* [TASK TO CARRY OUT]:
Across the records below, count the lines that contain "Tibetan" and write down only the count.
● ● ● ● ●
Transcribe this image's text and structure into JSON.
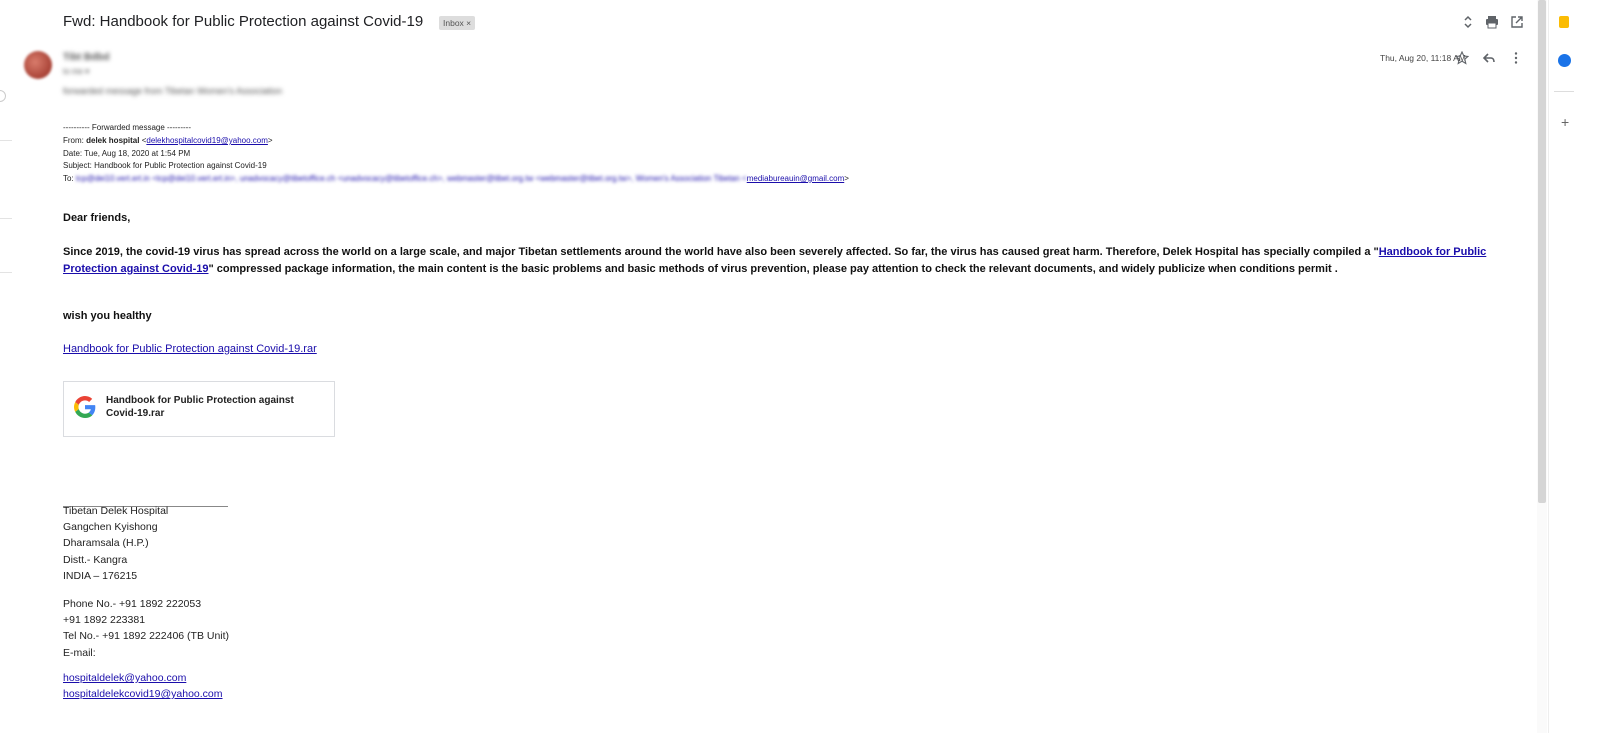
{
  "subject": "Fwd: Handbook for Public Protection against Covid-19",
  "inbox_chip": "Inbox ×",
  "sender": {
    "name": "Tibt Bdbd",
    "to_line": "to me ▾",
    "intro": "forwarded message from Tibetan Women's Association"
  },
  "date_time": "Thu, Aug 20, 11:18 AM",
  "forwarded": {
    "divider": "---------- Forwarded message ---------",
    "from_label": "From: ",
    "from_name": "delek hospital",
    "from_email_open": " <",
    "from_email": "delekhospitalcovid19@yahoo.com",
    "from_email_close": ">",
    "date": "Date: Tue, Aug 18, 2020 at 1:54 PM",
    "subject": "Subject: Handbook for Public Protection against Covid-19",
    "to_label": "To: ",
    "to_blurred_1": "tcp@dei10.vert.ert.in <tcp@dei10.vert.ert.in>, unadvocacy@tibetoffice.ch <unadvocacy@tibetoffice.ch>, webmaster@tibet.org.tw <webmaster@tibet.org.tw>, Women's Association Tibetan <",
    "to_email": "mediabureauin@gmail.com",
    "to_close": ">"
  },
  "body": {
    "greeting": "Dear friends,",
    "para_start": "Since 2019, the covid-19 virus has spread across the world on a large scale, and major Tibetan settlements around the world have also been severely affected.  So far, the virus has caused great harm. Therefore, Delek Hospital has specially compiled a \"",
    "para_link": "Handbook for Public Protection against Covid-19",
    "para_end": "\" compressed package information, the main content is the basic problems and basic methods of virus prevention, please pay attention to check the relevant documents, and widely publicize when conditions permit .",
    "closing": "wish you healthy",
    "rar_link": "Handbook for Public Protection against Covid-19.rar"
  },
  "attachment": {
    "name": "Handbook for Public Protection against Covid-19.rar",
    "icon": "google-g-icon"
  },
  "signature": {
    "lines": [
      "Tibetan Delek Hospital",
      "Gangchen Kyishong",
      "Dharamsala (H.P.)",
      "Distt.- Kangra",
      "INDIA – 176215"
    ],
    "phone": [
      "Phone No.- +91 1892 222053",
      "+91 1892 223381",
      "Tel No.- +91 1892 222406 (TB Unit)",
      "E-mail:"
    ],
    "emails": [
      "hospitaldelek@yahoo.com",
      "hospitaldelekcovid19@yahoo.com"
    ]
  },
  "colors": {
    "link": "#1a0dab",
    "accent_blue": "#1a73e8",
    "accent_yellow": "#fbbc04"
  }
}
● ● ● ● ●
* [REPLY TO THE EXERCISE]:
4